> **Your instructions**:
Go over the entries below line by line, copying each one that contains the word "when".

> **Provided records**:
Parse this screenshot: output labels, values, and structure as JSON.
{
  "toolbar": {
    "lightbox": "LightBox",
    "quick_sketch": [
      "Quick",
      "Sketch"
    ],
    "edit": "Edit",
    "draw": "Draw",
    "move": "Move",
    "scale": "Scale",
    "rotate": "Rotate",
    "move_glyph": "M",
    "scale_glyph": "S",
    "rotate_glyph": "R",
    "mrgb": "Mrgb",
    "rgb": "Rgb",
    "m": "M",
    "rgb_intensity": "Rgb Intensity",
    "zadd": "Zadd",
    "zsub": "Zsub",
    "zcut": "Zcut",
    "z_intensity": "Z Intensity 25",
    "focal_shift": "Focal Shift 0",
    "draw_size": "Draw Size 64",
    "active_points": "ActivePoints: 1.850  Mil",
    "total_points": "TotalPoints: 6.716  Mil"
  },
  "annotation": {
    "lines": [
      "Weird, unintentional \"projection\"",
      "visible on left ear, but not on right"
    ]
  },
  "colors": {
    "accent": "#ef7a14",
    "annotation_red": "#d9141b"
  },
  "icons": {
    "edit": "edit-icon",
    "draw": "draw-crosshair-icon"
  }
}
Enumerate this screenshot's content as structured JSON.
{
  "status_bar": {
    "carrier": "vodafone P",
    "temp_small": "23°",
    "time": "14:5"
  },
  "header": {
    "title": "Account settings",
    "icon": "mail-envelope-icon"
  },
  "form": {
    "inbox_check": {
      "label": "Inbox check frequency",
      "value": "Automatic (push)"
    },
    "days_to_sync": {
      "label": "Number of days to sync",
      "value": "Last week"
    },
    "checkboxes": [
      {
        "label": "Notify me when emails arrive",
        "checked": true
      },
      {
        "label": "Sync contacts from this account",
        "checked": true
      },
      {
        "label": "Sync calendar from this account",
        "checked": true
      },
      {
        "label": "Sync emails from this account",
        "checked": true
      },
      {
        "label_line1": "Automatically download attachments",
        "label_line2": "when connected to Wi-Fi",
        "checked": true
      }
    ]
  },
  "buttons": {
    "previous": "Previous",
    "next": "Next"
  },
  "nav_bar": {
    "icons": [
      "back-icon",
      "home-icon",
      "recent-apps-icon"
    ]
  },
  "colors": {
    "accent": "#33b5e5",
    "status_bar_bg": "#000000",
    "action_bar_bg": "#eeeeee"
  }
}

> **Written answer**:
        "label": "Notify me when emails arrive",
        "label_line2": "when connected to Wi-Fi",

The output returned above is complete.